## start WORKING DATA

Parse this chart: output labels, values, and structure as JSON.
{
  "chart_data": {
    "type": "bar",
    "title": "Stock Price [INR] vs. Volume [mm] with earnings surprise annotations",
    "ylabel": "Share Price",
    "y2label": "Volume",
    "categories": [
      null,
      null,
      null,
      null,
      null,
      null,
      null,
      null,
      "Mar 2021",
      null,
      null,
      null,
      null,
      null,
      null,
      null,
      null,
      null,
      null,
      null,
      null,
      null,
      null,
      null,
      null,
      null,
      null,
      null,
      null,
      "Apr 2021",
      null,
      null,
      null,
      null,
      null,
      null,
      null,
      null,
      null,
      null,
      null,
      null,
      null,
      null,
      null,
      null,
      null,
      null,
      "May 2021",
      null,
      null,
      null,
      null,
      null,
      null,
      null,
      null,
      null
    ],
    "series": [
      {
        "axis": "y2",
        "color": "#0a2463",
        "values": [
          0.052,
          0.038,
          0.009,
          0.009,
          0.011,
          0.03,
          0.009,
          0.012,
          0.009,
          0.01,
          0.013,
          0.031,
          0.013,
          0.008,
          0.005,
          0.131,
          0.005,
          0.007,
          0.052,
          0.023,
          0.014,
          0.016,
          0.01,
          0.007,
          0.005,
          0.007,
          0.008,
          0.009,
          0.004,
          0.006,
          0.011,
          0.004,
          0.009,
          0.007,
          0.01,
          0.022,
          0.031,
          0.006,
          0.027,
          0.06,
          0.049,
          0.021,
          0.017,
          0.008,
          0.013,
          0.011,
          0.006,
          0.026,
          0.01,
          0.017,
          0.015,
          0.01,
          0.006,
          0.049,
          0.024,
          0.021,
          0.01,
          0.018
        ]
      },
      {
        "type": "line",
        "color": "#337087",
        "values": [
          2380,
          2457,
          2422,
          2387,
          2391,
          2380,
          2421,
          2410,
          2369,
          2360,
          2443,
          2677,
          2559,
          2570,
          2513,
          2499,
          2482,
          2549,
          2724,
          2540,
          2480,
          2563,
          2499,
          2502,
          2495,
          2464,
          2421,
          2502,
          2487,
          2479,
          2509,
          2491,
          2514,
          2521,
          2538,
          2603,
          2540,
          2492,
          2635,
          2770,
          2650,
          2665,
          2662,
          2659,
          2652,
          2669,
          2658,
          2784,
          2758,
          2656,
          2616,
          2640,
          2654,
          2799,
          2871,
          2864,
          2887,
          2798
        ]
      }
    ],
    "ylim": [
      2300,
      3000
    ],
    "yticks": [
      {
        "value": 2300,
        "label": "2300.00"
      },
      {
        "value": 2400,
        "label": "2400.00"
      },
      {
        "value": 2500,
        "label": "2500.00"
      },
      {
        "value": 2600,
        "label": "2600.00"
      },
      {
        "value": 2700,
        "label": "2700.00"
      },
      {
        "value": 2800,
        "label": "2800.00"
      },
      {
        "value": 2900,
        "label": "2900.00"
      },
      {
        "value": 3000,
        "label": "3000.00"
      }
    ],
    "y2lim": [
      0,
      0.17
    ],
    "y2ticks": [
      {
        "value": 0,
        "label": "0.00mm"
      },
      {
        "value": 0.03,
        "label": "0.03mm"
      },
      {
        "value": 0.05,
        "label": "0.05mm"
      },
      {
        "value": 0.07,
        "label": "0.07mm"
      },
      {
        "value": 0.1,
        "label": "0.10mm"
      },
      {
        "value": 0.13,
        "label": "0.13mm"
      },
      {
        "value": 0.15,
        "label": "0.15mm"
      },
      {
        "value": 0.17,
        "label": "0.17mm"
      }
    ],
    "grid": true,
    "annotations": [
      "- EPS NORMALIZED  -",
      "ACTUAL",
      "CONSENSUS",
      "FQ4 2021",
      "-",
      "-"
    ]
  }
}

## end WORKING DATA
## start WORKING DATA

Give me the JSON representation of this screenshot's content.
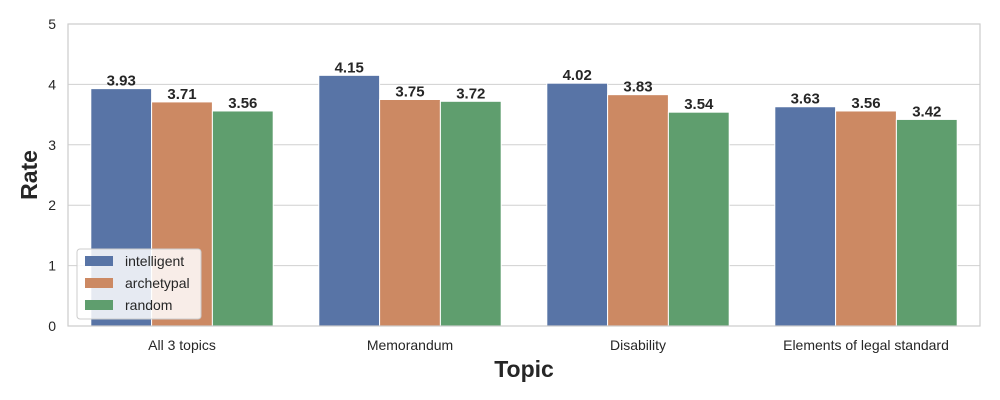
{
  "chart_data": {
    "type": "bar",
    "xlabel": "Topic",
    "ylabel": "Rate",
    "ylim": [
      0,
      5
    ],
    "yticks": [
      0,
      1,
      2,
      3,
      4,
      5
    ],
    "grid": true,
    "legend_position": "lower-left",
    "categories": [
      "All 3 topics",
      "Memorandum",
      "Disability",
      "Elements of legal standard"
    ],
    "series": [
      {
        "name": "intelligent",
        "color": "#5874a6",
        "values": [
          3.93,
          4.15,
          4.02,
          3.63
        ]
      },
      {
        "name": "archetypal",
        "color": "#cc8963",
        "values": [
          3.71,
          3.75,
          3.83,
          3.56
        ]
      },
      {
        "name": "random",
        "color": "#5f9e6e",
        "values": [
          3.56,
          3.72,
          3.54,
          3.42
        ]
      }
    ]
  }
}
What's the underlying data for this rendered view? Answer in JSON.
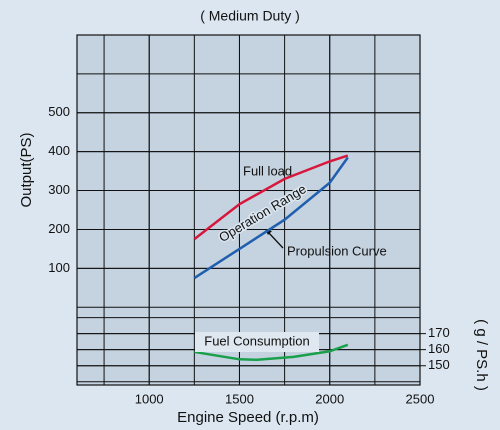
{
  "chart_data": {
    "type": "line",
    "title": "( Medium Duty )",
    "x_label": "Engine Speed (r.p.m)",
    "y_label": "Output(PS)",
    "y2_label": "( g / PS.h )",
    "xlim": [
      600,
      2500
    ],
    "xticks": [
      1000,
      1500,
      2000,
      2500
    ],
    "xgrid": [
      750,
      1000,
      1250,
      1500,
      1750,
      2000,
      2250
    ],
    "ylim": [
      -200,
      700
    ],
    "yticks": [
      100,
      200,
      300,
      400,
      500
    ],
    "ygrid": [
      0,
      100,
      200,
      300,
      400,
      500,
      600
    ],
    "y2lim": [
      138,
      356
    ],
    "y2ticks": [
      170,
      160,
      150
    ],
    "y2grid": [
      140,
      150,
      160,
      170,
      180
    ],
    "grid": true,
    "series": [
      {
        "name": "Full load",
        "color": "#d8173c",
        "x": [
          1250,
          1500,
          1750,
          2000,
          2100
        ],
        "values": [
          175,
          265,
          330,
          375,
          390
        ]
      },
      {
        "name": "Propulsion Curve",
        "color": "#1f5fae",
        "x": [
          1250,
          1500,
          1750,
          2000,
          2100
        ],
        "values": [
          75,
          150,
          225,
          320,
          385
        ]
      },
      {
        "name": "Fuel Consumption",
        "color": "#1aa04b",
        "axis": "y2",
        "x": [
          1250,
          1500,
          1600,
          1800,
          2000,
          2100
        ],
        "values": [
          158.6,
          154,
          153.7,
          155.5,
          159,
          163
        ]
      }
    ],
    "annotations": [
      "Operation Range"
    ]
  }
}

## end WORKING DATA
## start WORKING DATA

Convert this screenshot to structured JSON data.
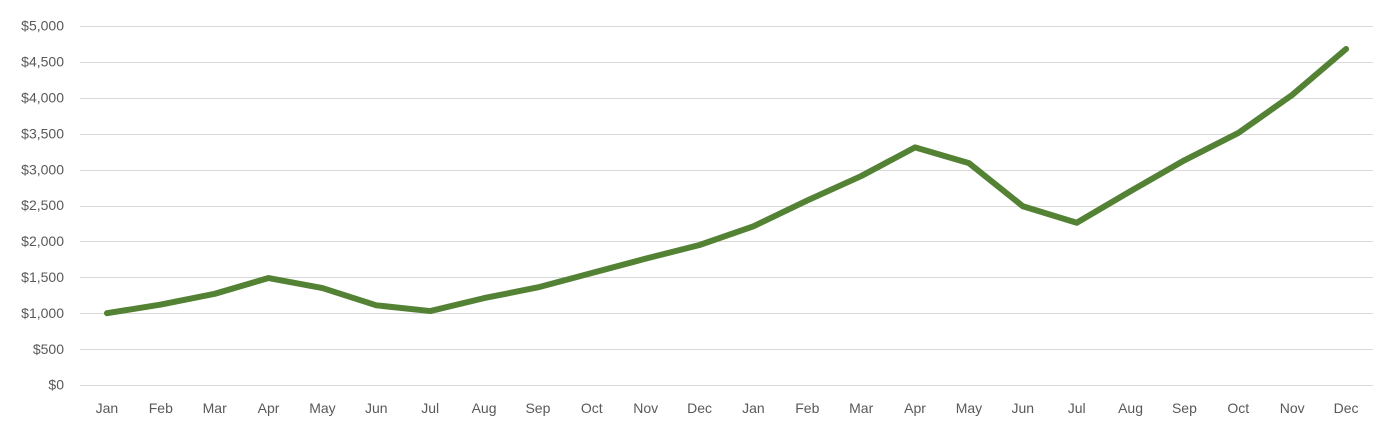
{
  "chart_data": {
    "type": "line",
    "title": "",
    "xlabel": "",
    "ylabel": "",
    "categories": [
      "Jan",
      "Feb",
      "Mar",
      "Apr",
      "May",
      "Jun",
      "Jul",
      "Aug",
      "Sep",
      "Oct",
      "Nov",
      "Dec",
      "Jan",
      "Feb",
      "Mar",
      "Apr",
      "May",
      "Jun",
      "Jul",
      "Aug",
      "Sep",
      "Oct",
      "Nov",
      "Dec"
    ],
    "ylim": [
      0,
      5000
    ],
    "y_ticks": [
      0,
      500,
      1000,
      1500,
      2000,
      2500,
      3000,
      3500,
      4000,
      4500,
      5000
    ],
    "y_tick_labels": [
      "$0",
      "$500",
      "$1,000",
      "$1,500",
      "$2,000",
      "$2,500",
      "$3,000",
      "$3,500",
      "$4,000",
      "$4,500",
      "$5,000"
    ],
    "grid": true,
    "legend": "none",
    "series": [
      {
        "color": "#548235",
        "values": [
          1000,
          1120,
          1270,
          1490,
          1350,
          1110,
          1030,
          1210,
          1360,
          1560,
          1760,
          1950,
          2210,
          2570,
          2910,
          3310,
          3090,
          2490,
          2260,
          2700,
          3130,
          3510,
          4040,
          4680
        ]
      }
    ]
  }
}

## end WORKING DATA

State how many lines include the string "name", and nothing more.

OUTPUT FOR THIS TASK ▸
6